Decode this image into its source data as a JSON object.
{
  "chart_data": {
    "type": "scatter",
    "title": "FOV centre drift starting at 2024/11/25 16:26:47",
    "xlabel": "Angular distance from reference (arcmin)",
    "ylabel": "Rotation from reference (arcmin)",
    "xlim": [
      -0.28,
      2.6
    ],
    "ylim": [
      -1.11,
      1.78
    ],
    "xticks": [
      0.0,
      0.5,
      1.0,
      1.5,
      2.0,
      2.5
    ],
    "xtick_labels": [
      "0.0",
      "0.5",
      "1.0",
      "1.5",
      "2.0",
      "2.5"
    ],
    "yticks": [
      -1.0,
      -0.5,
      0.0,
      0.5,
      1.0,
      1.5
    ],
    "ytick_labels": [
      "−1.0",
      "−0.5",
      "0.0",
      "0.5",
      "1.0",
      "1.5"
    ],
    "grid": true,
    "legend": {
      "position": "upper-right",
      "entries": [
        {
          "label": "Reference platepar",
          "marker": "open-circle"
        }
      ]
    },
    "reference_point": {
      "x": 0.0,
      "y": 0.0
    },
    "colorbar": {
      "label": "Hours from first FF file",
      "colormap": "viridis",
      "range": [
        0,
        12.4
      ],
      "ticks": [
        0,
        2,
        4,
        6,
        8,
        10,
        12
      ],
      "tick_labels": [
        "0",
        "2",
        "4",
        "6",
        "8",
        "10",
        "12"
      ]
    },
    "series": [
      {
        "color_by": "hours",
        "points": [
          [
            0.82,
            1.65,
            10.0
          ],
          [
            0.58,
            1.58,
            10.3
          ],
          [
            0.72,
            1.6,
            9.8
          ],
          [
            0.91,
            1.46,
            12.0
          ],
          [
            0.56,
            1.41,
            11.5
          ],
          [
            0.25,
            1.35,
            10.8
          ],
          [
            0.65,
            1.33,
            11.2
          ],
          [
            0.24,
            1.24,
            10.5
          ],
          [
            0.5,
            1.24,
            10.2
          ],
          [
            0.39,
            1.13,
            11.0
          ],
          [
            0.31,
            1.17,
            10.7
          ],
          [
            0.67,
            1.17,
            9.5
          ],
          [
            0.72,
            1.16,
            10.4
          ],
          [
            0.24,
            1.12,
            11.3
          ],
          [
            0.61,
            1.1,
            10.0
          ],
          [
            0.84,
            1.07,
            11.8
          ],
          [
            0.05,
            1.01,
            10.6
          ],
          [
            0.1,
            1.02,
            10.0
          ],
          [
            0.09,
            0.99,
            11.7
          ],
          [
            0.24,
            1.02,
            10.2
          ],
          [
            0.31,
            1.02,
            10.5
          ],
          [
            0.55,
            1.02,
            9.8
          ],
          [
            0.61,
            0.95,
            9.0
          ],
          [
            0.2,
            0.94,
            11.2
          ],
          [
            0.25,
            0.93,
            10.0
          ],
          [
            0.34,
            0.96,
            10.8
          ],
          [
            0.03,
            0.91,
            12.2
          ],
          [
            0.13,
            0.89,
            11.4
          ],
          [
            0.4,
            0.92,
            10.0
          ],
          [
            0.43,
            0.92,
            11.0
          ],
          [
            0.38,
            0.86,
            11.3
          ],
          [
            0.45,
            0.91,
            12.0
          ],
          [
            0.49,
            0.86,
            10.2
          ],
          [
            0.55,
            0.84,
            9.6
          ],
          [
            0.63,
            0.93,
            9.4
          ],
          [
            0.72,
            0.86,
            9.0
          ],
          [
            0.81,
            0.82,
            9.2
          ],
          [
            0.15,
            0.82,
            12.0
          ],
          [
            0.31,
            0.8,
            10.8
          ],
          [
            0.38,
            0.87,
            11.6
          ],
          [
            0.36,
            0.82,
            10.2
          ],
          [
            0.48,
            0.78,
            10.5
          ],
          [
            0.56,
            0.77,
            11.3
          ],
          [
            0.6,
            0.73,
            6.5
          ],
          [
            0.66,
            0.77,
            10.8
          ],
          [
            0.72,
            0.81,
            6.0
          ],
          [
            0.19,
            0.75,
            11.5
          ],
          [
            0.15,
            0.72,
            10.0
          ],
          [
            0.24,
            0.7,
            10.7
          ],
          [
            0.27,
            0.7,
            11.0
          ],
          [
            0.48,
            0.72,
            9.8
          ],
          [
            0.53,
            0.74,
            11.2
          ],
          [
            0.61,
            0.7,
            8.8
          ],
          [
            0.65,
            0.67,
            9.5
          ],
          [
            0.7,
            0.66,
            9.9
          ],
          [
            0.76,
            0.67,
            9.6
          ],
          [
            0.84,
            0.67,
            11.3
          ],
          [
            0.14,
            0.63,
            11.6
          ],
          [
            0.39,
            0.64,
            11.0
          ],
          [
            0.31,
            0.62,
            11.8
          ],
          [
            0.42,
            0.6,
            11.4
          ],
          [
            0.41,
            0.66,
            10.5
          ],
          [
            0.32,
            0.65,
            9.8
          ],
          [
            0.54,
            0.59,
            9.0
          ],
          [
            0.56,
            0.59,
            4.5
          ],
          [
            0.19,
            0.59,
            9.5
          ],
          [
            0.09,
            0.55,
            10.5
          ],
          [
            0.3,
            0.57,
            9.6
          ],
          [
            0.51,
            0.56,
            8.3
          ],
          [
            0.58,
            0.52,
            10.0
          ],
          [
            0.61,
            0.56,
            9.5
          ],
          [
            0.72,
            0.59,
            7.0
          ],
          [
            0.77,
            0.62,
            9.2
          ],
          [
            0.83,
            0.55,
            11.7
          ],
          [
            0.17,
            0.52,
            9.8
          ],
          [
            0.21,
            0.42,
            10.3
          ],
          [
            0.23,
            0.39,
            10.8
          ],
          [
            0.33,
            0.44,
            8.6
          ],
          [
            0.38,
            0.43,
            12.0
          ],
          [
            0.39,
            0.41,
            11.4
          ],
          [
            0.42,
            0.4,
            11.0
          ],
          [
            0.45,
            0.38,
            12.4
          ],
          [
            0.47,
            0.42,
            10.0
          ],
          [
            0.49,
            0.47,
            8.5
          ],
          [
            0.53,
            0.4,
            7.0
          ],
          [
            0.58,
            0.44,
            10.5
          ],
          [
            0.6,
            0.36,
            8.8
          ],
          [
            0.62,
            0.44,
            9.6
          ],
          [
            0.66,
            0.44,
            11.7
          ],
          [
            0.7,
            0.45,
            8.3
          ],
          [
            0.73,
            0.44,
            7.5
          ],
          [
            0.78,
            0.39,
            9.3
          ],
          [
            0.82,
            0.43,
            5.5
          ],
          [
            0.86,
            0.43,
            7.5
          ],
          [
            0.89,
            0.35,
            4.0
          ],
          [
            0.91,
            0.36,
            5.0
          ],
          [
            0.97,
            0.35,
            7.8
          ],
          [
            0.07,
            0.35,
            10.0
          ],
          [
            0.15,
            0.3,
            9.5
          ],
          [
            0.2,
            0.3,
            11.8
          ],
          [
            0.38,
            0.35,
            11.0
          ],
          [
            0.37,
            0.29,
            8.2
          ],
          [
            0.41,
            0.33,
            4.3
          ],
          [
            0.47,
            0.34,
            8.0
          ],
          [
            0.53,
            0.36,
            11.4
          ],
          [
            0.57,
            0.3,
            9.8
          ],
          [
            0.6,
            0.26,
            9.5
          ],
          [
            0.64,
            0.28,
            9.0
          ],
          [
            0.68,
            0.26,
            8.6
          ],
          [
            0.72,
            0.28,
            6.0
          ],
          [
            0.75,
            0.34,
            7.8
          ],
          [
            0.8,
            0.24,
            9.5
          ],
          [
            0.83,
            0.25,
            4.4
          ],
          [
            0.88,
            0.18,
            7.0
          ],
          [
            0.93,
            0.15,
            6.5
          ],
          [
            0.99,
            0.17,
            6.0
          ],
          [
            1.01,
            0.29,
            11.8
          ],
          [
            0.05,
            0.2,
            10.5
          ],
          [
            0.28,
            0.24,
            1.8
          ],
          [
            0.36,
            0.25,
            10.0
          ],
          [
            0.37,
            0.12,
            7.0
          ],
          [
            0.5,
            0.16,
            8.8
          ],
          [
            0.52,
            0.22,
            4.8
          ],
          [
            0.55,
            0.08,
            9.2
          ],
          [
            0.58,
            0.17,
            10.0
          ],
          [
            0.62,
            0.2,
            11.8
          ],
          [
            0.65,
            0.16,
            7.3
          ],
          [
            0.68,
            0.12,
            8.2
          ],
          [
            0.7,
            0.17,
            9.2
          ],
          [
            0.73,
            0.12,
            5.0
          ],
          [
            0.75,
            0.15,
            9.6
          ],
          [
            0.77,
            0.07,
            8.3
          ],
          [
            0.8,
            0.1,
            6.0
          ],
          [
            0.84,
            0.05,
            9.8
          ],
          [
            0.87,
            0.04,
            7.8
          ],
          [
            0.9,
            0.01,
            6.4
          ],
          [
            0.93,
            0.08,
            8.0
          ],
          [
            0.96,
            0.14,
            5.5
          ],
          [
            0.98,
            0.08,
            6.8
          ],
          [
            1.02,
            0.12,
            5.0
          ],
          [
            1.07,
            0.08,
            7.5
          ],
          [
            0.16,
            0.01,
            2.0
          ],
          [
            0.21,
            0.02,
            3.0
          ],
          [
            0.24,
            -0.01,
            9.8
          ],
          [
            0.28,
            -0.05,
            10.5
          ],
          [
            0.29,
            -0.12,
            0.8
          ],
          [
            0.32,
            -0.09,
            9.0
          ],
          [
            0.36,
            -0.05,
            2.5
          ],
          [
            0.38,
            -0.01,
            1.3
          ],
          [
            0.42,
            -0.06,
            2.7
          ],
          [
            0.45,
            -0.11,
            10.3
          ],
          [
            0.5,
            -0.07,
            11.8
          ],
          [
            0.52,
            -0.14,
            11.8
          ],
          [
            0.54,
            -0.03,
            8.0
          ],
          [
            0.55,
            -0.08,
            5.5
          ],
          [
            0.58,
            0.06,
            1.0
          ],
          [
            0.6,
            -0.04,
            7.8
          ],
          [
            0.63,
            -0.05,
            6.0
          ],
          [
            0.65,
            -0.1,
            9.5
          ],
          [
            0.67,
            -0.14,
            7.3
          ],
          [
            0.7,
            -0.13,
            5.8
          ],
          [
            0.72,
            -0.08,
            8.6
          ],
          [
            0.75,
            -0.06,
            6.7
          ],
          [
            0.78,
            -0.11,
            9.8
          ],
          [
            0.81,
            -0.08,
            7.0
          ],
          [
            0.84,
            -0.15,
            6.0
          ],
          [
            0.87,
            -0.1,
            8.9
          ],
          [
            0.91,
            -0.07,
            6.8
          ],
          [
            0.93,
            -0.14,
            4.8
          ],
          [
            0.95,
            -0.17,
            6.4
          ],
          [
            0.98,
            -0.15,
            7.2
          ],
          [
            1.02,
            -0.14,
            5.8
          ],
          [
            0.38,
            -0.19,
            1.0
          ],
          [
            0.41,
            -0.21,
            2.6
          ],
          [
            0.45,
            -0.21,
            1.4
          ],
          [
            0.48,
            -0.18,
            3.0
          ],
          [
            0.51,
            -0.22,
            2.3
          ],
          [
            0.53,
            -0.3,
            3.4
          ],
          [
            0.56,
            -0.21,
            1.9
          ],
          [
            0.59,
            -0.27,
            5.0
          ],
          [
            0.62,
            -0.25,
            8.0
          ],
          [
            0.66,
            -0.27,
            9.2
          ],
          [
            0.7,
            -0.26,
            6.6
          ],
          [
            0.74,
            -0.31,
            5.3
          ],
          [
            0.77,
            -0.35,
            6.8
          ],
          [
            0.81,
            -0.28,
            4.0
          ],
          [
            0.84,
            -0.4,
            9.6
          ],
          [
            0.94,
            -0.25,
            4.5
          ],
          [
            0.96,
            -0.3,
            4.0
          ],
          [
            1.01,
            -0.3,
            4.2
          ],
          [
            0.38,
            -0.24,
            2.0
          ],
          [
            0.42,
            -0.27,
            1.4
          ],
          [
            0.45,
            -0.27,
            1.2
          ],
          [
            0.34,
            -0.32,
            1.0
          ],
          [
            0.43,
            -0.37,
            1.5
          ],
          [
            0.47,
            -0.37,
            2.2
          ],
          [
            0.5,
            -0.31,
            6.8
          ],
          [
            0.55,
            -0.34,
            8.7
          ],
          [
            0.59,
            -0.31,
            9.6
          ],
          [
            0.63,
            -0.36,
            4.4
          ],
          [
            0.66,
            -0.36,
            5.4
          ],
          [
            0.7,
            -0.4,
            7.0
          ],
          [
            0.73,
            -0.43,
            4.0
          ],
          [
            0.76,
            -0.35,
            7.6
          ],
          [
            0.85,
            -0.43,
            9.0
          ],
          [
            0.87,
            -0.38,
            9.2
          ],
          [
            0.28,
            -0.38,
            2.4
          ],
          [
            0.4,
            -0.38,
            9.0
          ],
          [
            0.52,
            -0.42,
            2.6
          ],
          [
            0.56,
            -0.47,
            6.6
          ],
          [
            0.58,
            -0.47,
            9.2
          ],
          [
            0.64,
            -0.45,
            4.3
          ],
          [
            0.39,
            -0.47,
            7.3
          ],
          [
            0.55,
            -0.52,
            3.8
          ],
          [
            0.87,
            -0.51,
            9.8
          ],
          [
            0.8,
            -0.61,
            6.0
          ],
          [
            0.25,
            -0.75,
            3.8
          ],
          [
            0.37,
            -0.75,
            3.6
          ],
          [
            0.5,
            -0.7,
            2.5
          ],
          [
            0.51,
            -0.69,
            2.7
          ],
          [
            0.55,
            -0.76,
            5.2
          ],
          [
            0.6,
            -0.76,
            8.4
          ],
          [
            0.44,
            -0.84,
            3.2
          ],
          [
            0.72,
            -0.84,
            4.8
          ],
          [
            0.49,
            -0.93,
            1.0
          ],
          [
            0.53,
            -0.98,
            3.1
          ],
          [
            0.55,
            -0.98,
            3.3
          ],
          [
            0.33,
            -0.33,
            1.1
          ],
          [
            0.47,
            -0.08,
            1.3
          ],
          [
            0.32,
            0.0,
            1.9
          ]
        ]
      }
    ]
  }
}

-------

• STATED PROBLEM: How many lines in the records above hold the word "arcmin"? Give only the number.

• SOLVED PROBLEM: 2